◆ Working data
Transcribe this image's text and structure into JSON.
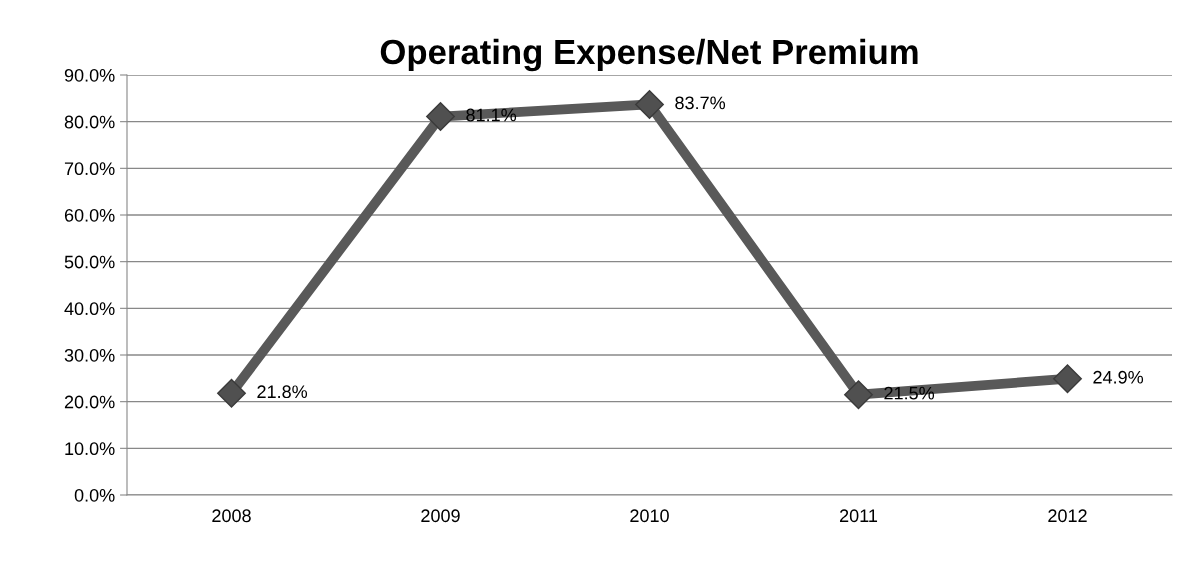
{
  "chart_data": {
    "type": "line",
    "title": "Operating Expense/Net Premium",
    "categories": [
      "2008",
      "2009",
      "2010",
      "2011",
      "2012"
    ],
    "series": [
      {
        "color": "#595959",
        "values": [
          21.8,
          81.1,
          83.7,
          21.5,
          24.9
        ]
      }
    ],
    "value_labels": [
      "21.8%",
      "81.1%",
      "83.7%",
      "21.5%",
      "24.9%"
    ],
    "ylim": [
      0,
      90
    ],
    "yticks": [
      {
        "value": 0,
        "label": "0.0%"
      },
      {
        "value": 10,
        "label": "10.0%"
      },
      {
        "value": 20,
        "label": "20.0%"
      },
      {
        "value": 30,
        "label": "30.0%"
      },
      {
        "value": 40,
        "label": "40.0%"
      },
      {
        "value": 50,
        "label": "50.0%"
      },
      {
        "value": 60,
        "label": "60.0%"
      },
      {
        "value": 70,
        "label": "70.0%"
      },
      {
        "value": 80,
        "label": "80.0%"
      },
      {
        "value": 90,
        "label": "90.0%"
      }
    ],
    "grid": "y",
    "marker": "diamond",
    "line_style": "solid",
    "legend": false
  }
}
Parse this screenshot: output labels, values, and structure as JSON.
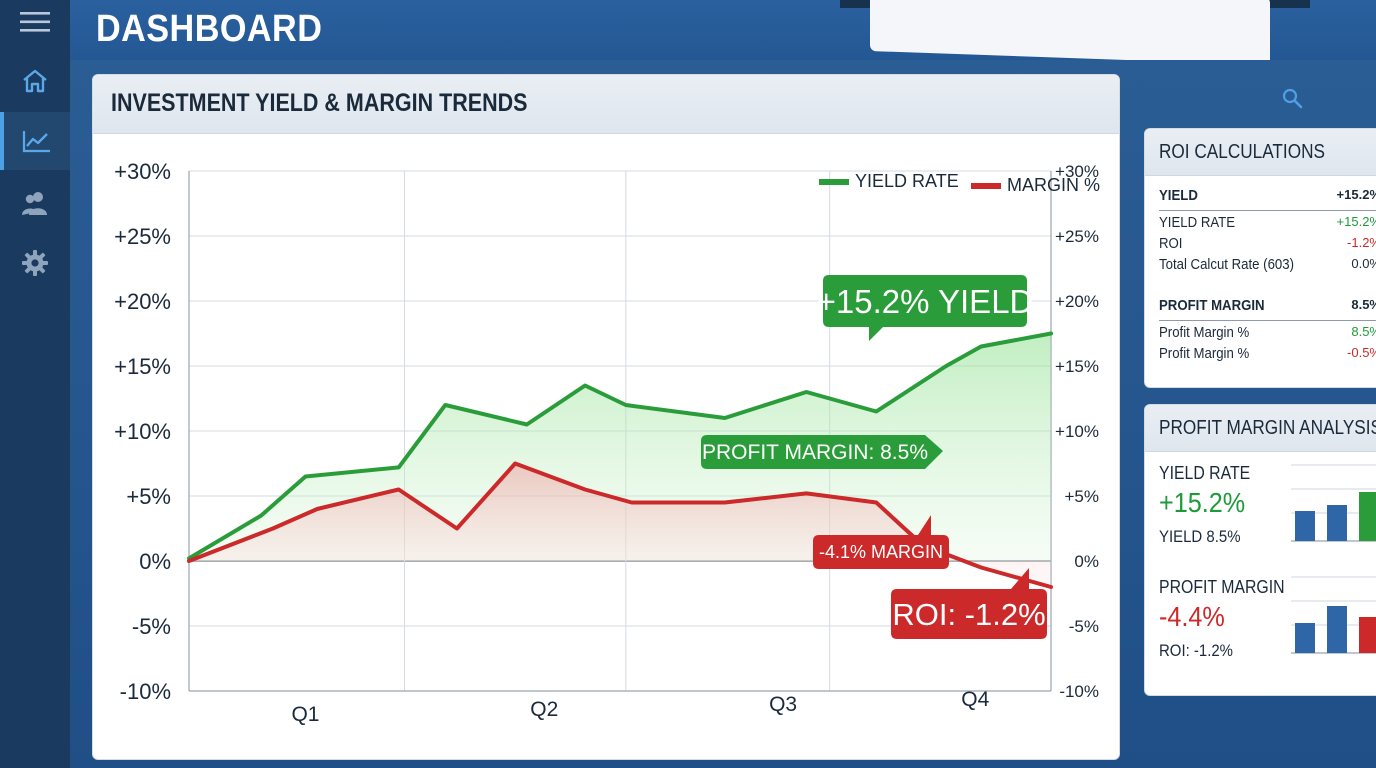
{
  "header": {
    "title": "DASHBOARD"
  },
  "sidebar": {
    "items": [
      {
        "icon": "menu-icon"
      },
      {
        "icon": "home-icon"
      },
      {
        "icon": "chart-icon",
        "active": true
      },
      {
        "icon": "users-icon"
      },
      {
        "icon": "gear-icon"
      }
    ]
  },
  "main_panel": {
    "title": "INVESTMENT YIELD & MARGIN TRENDS",
    "callouts": {
      "yield": "+15.2% YIELD",
      "profit_margin": "PROFIT MARGIN: 8.5%",
      "margin": "-4.1% MARGIN",
      "roi": "ROI: -1.2%"
    }
  },
  "chart_data": {
    "type": "area",
    "title": "INVESTMENT YIELD & MARGIN TRENDS",
    "categories": [
      "Q1",
      "Q2",
      "Q3",
      "Q4"
    ],
    "y_ticks_left": [
      "+30%",
      "+25%",
      "+20%",
      "+15%",
      "+10%",
      "+5%",
      "0%",
      "-5%",
      "-10%"
    ],
    "y_ticks_right": [
      "+30%",
      "+25%",
      "+20%",
      "+15%",
      "+10%",
      "+5%",
      "0%",
      "-5%",
      "-10%"
    ],
    "ylim": [
      -10,
      30
    ],
    "grid": true,
    "legend_position": "top-right",
    "series": [
      {
        "name": "YIELD RATE",
        "color": "#2a9d3a",
        "x": [
          0,
          0.62,
          1.0,
          1.8,
          2.2,
          2.9,
          3.4,
          3.75,
          4.6,
          5.3,
          5.9,
          6.5,
          6.8,
          7.4
        ],
        "values": [
          0.2,
          3.5,
          6.5,
          7.2,
          12.0,
          10.5,
          13.5,
          12.0,
          11.0,
          13.0,
          11.5,
          15.0,
          16.5,
          17.5
        ]
      },
      {
        "name": "MARGIN %",
        "color": "#cc2a2a",
        "x": [
          0,
          0.72,
          1.1,
          1.8,
          2.3,
          2.8,
          3.4,
          3.8,
          4.6,
          5.3,
          5.9,
          6.3,
          6.8,
          7.4
        ],
        "values": [
          0.0,
          2.5,
          4.0,
          5.5,
          2.5,
          7.5,
          5.5,
          4.5,
          4.5,
          5.2,
          4.5,
          1.2,
          -0.5,
          -2.0
        ]
      }
    ]
  },
  "roi_panel": {
    "title": "ROI CALCULATIONS",
    "yield_section": {
      "label": "YIELD",
      "value": "+15.2%",
      "rows": [
        {
          "label": "YIELD RATE",
          "value": "+15.2%",
          "tone": "pos"
        },
        {
          "label": "ROI",
          "value": "-1.2%",
          "tone": "neg"
        },
        {
          "label": "Total Calcut Rate (603)",
          "value": "0.0%",
          "tone": "dark"
        }
      ]
    },
    "margin_section": {
      "label": "PROFIT MARGIN",
      "value": "8.5%",
      "rows": [
        {
          "label": "Profit Margin %",
          "value": "8.5%",
          "tone": "pos"
        },
        {
          "label": "Profit Margin %",
          "value": "-0.5%",
          "tone": "neg"
        }
      ]
    }
  },
  "pm_panel": {
    "title": "PROFIT MARGIN ANALYSIS",
    "yield_label": "YIELD RATE",
    "yield_value": "+15.2%",
    "yield_sub": "YIELD 8.5%",
    "margin_label": "PROFIT MARGIN",
    "margin_value": "-4.4%",
    "margin_sub": "ROI: -1.2%"
  }
}
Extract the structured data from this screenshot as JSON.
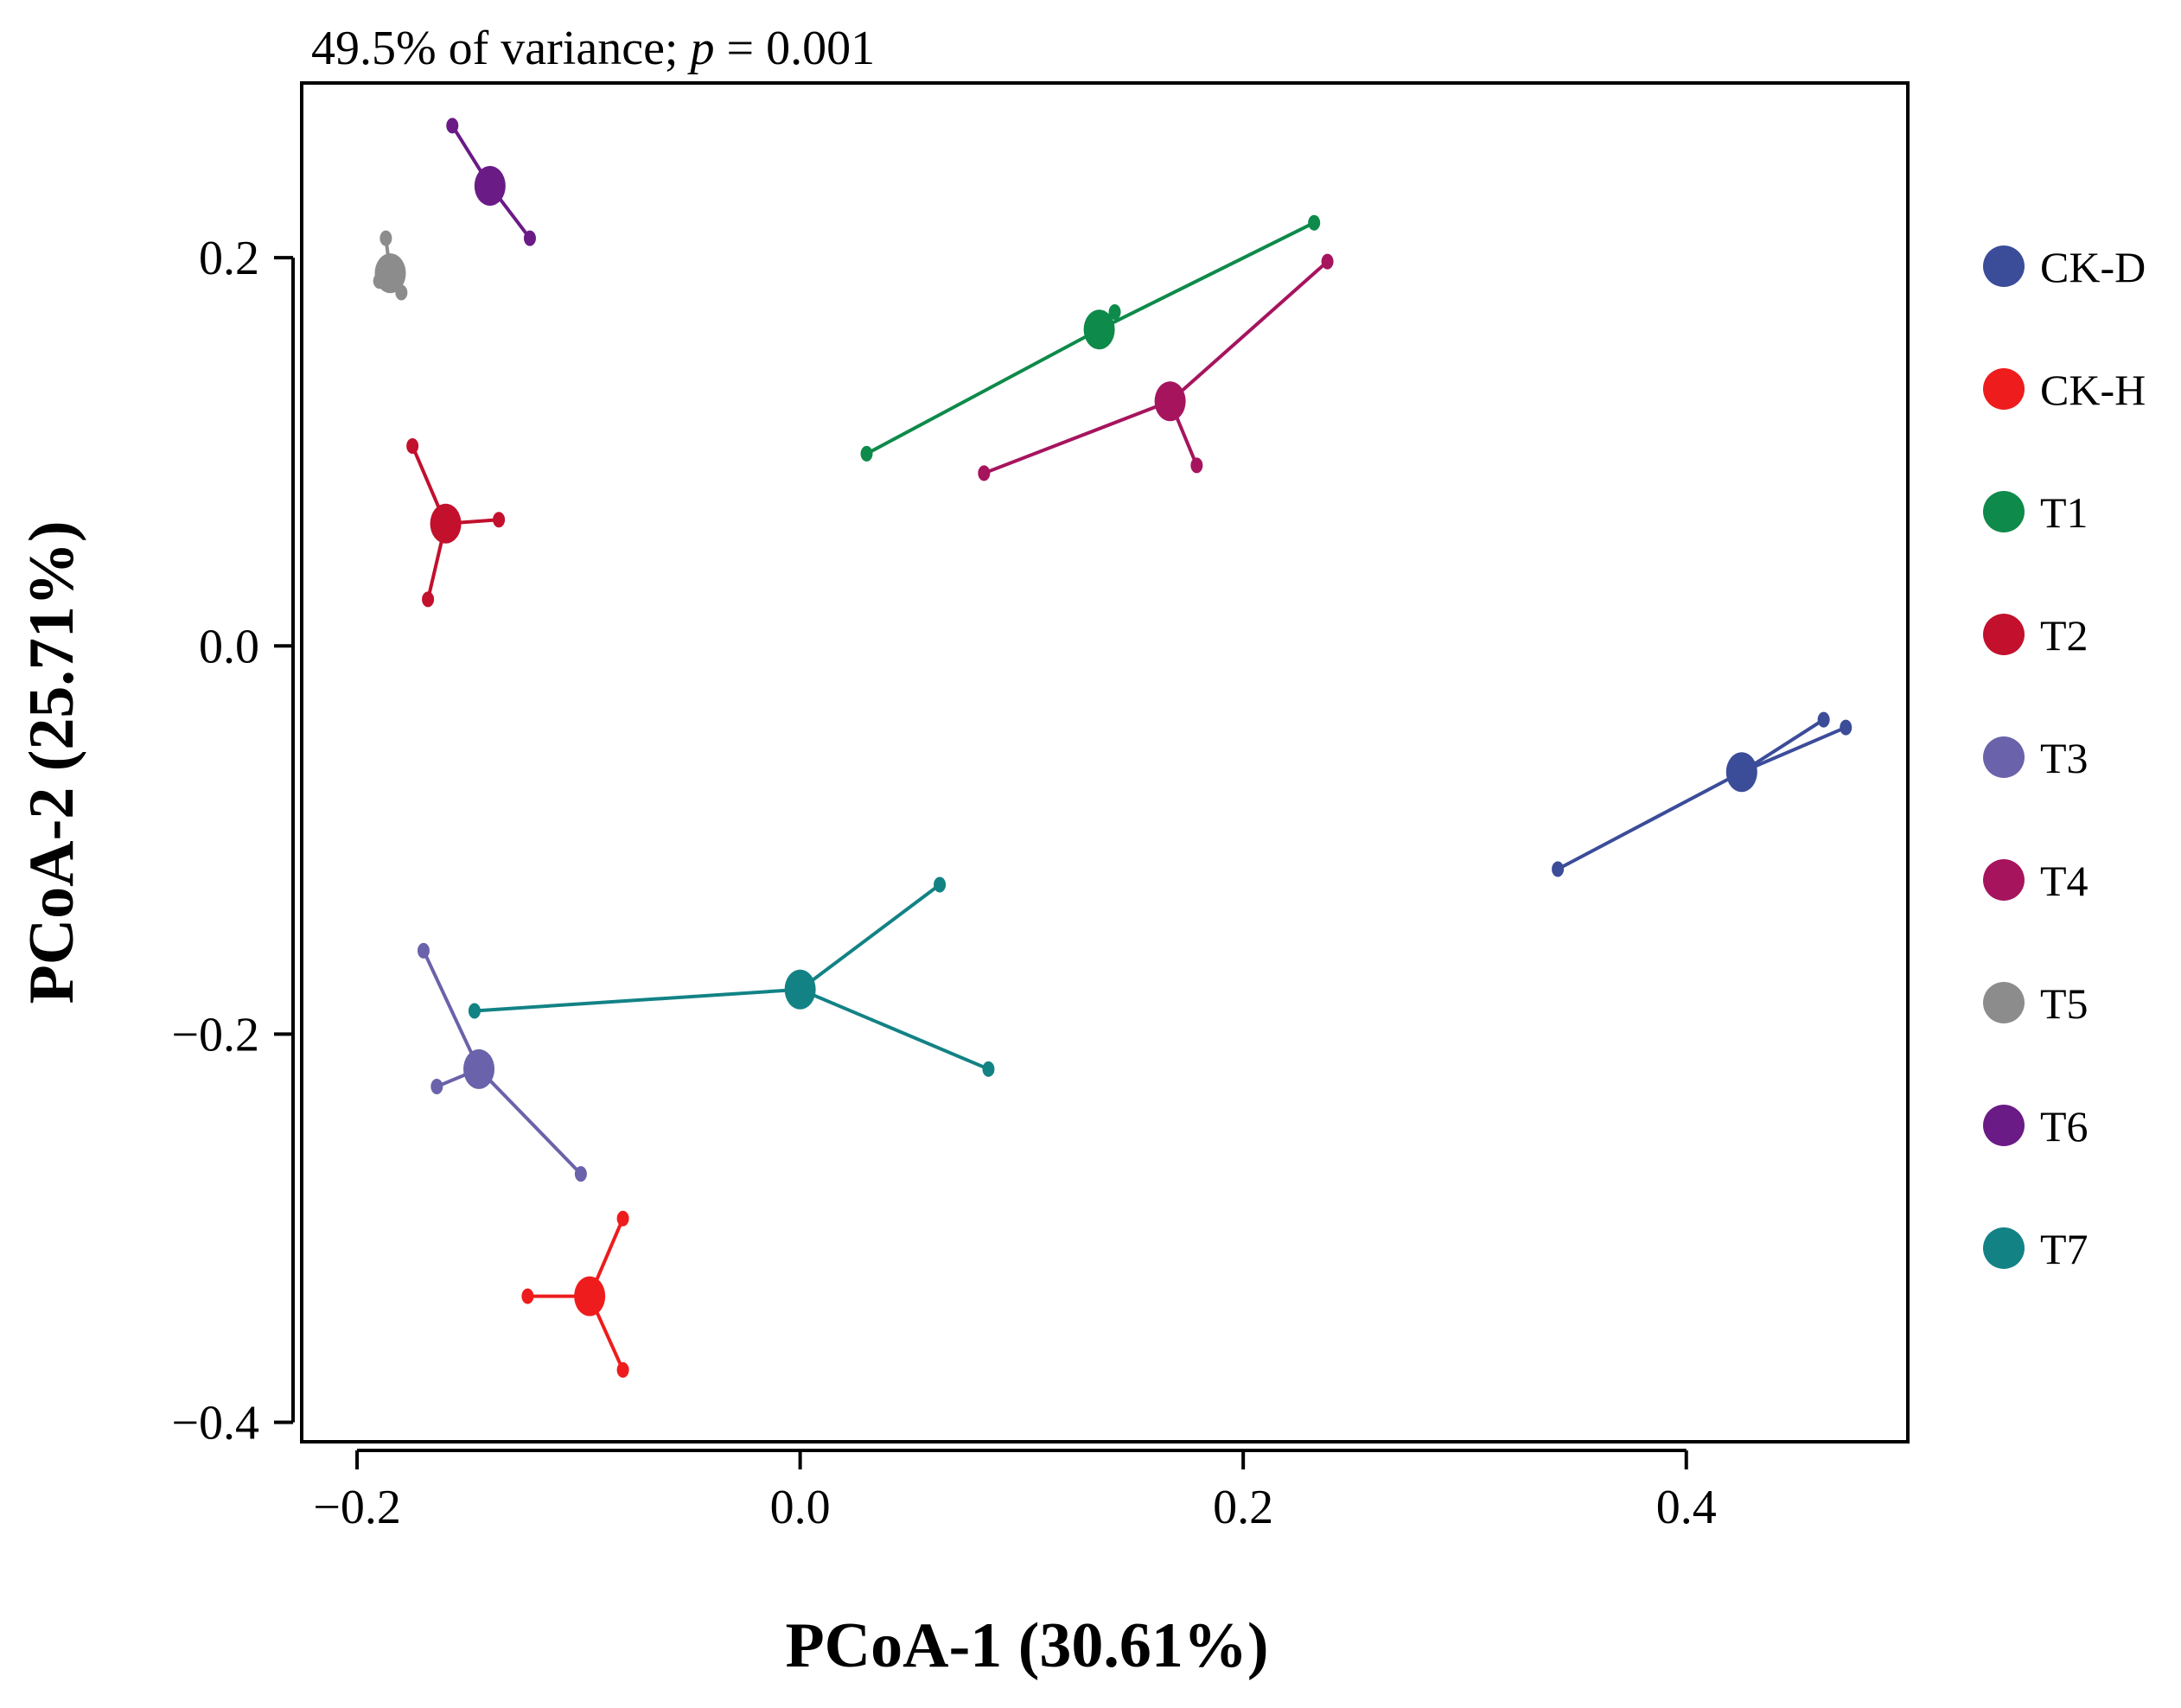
{
  "chart_data": {
    "type": "scatter",
    "subtitle_prefix": "49.5% of variance; ",
    "subtitle_p": "p",
    "subtitle_suffix": " = 0.001",
    "xlabel": "PCoA-1 (30.61%)",
    "ylabel": "PCoA-2 (25.71%)",
    "xlim": [
      -0.225,
      0.5
    ],
    "ylim": [
      -0.41,
      0.29
    ],
    "xticks": [
      -0.2,
      0.0,
      0.2,
      0.4
    ],
    "xtick_labels": [
      "−0.2",
      "0.0",
      "0.2",
      "0.4"
    ],
    "yticks": [
      -0.4,
      -0.2,
      0.0,
      0.2
    ],
    "ytick_labels": [
      "−0.4",
      "−0.2",
      "0.0",
      "0.2"
    ],
    "grid": false,
    "legend_position": "right",
    "series": [
      {
        "name": "CK-D",
        "color": "#3B4C99",
        "centroid": [
          0.425,
          -0.065
        ],
        "points": [
          [
            0.462,
            -0.038
          ],
          [
            0.472,
            -0.042
          ],
          [
            0.342,
            -0.115
          ]
        ]
      },
      {
        "name": "CK-H",
        "color": "#EE1C1C",
        "centroid": [
          -0.095,
          -0.335
        ],
        "points": [
          [
            -0.08,
            -0.295
          ],
          [
            -0.123,
            -0.335
          ],
          [
            -0.08,
            -0.373
          ]
        ]
      },
      {
        "name": "T1",
        "color": "#0E8A4A",
        "centroid": [
          0.135,
          0.163
        ],
        "points": [
          [
            0.232,
            0.218
          ],
          [
            0.142,
            0.172
          ],
          [
            0.03,
            0.099
          ]
        ]
      },
      {
        "name": "T2",
        "color": "#C2102D",
        "centroid": [
          -0.16,
          0.063
        ],
        "points": [
          [
            -0.175,
            0.103
          ],
          [
            -0.136,
            0.065
          ],
          [
            -0.168,
            0.024
          ]
        ]
      },
      {
        "name": "T3",
        "color": "#6A62AA",
        "centroid": [
          -0.145,
          -0.218
        ],
        "points": [
          [
            -0.17,
            -0.157
          ],
          [
            -0.164,
            -0.227
          ],
          [
            -0.099,
            -0.272
          ]
        ]
      },
      {
        "name": "T4",
        "color": "#A6145E",
        "centroid": [
          0.167,
          0.126
        ],
        "points": [
          [
            0.238,
            0.198
          ],
          [
            0.083,
            0.089
          ],
          [
            0.179,
            0.093
          ]
        ]
      },
      {
        "name": "T5",
        "color": "#8C8C8C",
        "centroid": [
          -0.185,
          0.192
        ],
        "points": [
          [
            -0.187,
            0.21
          ],
          [
            -0.19,
            0.188
          ],
          [
            -0.18,
            0.182
          ]
        ]
      },
      {
        "name": "T6",
        "color": "#6A1B86",
        "centroid": [
          -0.14,
          0.237
        ],
        "points": [
          [
            -0.157,
            0.268
          ],
          [
            -0.122,
            0.21
          ]
        ]
      },
      {
        "name": "T7",
        "color": "#128285",
        "centroid": [
          0.0,
          -0.177
        ],
        "points": [
          [
            0.063,
            -0.123
          ],
          [
            -0.147,
            -0.188
          ],
          [
            0.085,
            -0.218
          ]
        ]
      }
    ]
  }
}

◆ What is required
Which lines above contain "JSON"? Show each of them.

◆ Solution to this task
Transcribe this image's text and structure into JSON.
Parse this screenshot: output labels, values, and structure as JSON.
Extract the structured data from this screenshot as JSON.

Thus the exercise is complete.